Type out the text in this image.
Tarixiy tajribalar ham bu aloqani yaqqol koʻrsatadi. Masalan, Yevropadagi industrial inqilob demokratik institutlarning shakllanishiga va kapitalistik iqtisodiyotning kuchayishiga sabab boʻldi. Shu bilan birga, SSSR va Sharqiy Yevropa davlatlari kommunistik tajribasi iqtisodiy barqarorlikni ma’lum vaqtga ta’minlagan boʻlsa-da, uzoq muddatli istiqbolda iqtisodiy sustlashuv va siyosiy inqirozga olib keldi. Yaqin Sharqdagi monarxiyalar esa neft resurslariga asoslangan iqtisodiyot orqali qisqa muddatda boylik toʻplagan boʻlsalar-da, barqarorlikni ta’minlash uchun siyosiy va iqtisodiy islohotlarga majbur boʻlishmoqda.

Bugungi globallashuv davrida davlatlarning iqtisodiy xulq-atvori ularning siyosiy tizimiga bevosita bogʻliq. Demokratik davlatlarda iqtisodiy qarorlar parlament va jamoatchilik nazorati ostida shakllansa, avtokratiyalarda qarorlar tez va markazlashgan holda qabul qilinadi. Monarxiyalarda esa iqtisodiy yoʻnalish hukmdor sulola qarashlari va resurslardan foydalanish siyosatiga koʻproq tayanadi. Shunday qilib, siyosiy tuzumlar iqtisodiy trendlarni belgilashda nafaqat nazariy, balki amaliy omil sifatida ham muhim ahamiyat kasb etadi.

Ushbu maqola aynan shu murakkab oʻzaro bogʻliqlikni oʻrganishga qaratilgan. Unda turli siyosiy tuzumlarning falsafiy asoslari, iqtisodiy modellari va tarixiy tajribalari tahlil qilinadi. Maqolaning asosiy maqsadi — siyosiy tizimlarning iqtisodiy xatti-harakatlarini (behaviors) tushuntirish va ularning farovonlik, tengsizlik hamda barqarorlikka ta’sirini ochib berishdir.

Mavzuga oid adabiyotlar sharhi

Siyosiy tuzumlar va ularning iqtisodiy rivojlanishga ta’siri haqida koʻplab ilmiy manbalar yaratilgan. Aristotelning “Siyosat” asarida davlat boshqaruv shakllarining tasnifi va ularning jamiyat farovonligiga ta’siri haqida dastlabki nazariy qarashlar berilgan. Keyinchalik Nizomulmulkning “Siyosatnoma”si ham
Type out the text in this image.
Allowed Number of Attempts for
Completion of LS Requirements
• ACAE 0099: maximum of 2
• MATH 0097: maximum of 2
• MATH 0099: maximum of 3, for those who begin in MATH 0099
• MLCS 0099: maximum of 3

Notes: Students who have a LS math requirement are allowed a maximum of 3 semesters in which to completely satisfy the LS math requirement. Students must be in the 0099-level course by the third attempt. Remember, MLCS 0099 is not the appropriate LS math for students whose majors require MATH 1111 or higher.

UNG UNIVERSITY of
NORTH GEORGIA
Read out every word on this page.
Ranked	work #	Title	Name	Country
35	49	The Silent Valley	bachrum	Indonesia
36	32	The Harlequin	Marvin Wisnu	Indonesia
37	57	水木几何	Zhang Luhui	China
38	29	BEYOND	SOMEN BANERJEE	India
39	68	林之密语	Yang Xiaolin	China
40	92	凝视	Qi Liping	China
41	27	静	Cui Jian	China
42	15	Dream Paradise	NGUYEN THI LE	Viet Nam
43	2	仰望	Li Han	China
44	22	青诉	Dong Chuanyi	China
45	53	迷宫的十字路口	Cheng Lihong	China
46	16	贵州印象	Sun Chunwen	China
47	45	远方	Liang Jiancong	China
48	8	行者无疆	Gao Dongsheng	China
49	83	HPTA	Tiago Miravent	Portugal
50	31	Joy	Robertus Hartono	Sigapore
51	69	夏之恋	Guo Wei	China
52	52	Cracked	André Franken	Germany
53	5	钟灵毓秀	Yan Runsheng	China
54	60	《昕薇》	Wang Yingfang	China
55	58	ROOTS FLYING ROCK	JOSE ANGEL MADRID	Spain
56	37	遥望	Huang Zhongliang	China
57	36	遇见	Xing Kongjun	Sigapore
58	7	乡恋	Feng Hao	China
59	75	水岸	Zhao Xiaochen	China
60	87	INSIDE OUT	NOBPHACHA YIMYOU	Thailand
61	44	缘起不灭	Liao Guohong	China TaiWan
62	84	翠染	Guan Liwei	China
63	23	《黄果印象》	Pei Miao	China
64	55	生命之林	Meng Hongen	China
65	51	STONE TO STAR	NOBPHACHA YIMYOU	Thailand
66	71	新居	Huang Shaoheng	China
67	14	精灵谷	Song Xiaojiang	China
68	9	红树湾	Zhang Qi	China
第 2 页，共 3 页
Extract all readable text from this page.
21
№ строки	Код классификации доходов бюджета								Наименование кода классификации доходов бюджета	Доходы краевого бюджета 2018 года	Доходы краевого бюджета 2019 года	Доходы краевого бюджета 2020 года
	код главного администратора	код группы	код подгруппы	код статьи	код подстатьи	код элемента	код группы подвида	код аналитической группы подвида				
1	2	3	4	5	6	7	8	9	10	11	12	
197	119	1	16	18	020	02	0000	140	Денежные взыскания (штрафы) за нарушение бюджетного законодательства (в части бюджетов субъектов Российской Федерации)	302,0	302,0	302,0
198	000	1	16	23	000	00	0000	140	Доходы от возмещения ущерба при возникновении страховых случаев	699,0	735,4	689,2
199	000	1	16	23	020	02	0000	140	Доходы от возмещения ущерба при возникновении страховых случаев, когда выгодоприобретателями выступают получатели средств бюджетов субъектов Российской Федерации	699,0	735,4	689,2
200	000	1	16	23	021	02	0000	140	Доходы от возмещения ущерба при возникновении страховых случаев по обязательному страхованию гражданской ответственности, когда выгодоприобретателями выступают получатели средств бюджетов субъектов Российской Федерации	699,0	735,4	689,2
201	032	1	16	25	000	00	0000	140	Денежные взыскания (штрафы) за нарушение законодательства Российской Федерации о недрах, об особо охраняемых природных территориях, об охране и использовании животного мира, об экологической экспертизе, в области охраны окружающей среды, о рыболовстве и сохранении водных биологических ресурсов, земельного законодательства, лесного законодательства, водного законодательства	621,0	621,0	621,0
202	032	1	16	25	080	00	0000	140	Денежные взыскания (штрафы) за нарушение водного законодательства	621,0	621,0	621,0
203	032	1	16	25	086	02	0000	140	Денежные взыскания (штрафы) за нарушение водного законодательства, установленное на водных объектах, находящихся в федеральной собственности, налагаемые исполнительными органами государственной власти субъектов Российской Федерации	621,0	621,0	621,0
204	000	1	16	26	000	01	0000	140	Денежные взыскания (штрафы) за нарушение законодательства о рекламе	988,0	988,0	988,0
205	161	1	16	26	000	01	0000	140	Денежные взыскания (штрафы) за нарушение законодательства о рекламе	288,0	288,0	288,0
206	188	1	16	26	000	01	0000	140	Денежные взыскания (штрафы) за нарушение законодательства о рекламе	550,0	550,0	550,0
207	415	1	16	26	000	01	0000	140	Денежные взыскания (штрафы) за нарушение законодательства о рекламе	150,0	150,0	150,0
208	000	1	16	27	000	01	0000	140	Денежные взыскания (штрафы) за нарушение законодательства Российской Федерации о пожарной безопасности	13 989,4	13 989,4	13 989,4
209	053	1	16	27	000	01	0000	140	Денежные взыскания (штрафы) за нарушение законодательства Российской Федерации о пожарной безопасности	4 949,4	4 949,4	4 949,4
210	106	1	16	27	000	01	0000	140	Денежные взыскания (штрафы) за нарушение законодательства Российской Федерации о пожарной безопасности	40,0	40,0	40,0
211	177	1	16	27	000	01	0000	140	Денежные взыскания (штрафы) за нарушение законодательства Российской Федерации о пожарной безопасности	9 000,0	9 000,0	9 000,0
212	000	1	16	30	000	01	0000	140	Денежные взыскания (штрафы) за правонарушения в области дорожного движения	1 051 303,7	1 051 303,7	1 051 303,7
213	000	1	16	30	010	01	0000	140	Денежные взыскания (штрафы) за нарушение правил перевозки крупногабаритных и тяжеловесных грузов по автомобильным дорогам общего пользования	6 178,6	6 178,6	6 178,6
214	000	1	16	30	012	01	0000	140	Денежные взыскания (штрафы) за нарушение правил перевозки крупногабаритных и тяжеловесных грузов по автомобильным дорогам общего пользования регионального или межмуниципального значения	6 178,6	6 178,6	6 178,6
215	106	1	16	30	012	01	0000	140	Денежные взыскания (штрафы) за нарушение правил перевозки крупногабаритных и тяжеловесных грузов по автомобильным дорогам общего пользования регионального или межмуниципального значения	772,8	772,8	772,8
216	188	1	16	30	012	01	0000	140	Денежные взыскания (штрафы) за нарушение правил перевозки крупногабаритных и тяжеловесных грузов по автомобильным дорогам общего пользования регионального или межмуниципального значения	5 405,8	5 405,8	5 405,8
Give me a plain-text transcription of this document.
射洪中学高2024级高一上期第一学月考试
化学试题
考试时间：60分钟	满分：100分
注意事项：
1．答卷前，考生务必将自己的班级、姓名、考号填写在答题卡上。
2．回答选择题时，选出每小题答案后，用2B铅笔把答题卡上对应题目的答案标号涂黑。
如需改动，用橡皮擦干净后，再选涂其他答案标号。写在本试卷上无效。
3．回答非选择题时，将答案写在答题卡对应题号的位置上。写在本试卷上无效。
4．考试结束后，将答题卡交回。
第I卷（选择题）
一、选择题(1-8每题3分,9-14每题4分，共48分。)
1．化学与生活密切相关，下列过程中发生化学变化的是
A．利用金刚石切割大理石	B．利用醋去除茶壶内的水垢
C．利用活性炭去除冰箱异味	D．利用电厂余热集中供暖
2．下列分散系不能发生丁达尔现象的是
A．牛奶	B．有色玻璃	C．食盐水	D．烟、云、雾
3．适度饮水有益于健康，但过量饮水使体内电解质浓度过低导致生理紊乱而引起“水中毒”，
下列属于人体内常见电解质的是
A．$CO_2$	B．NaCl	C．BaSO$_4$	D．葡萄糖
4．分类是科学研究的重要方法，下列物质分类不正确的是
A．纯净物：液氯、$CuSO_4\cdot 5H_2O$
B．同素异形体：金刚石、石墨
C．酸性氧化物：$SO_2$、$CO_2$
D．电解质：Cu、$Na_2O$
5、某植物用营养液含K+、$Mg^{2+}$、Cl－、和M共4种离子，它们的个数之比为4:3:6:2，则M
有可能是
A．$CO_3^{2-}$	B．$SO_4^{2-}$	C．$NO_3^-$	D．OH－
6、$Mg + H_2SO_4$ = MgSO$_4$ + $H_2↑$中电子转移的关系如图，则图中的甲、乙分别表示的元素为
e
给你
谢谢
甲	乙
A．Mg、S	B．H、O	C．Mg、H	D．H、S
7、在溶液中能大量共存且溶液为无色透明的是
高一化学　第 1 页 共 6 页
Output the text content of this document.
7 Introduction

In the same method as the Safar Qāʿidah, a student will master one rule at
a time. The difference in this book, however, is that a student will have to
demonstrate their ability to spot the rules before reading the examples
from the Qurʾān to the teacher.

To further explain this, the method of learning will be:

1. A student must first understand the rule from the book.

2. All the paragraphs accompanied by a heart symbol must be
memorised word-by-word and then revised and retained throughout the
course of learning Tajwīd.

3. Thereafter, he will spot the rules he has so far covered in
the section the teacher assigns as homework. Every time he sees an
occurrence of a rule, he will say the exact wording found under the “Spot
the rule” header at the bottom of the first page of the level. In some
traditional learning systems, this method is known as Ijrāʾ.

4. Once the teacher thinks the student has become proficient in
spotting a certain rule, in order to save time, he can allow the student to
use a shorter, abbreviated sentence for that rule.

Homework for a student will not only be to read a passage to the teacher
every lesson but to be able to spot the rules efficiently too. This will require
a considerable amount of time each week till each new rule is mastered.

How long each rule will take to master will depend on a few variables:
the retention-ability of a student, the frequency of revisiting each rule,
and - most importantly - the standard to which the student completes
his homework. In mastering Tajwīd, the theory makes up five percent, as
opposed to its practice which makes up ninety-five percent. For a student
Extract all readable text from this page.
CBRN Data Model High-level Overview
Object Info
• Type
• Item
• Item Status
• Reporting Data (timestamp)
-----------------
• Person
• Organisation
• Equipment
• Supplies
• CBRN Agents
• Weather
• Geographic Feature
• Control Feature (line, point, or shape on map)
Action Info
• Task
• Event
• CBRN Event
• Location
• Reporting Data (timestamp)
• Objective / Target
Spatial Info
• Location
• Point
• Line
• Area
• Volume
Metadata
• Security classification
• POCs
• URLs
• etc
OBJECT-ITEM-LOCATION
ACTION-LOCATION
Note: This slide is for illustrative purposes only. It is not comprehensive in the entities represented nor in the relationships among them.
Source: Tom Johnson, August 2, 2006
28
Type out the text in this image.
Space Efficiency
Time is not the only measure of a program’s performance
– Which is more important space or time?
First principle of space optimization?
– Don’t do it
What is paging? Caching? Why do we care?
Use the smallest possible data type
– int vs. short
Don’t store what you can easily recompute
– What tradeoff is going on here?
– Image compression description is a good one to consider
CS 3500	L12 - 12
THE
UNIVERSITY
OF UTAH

Directions: Select from the material above each line in which the string "когда" appears, and list those lines.

Solution to the exercise:
199	000	1	16	23	020	02	0000	140	Доходы от возмещения ущерба при возникновении страховых случаев, когда выгодоприобретателями выступают получатели средств бюджетов субъектов Российской Федерации	699,0	735,4	689,2
200	000	1	16	23	021	02	0000	140	Доходы от возмещения ущерба при возникновении страховых случаев по обязательному страхованию гражданской ответственности, когда выгодоприобретателями выступают получатели средств бюджетов субъектов Российской Федерации	699,0	735,4	689,2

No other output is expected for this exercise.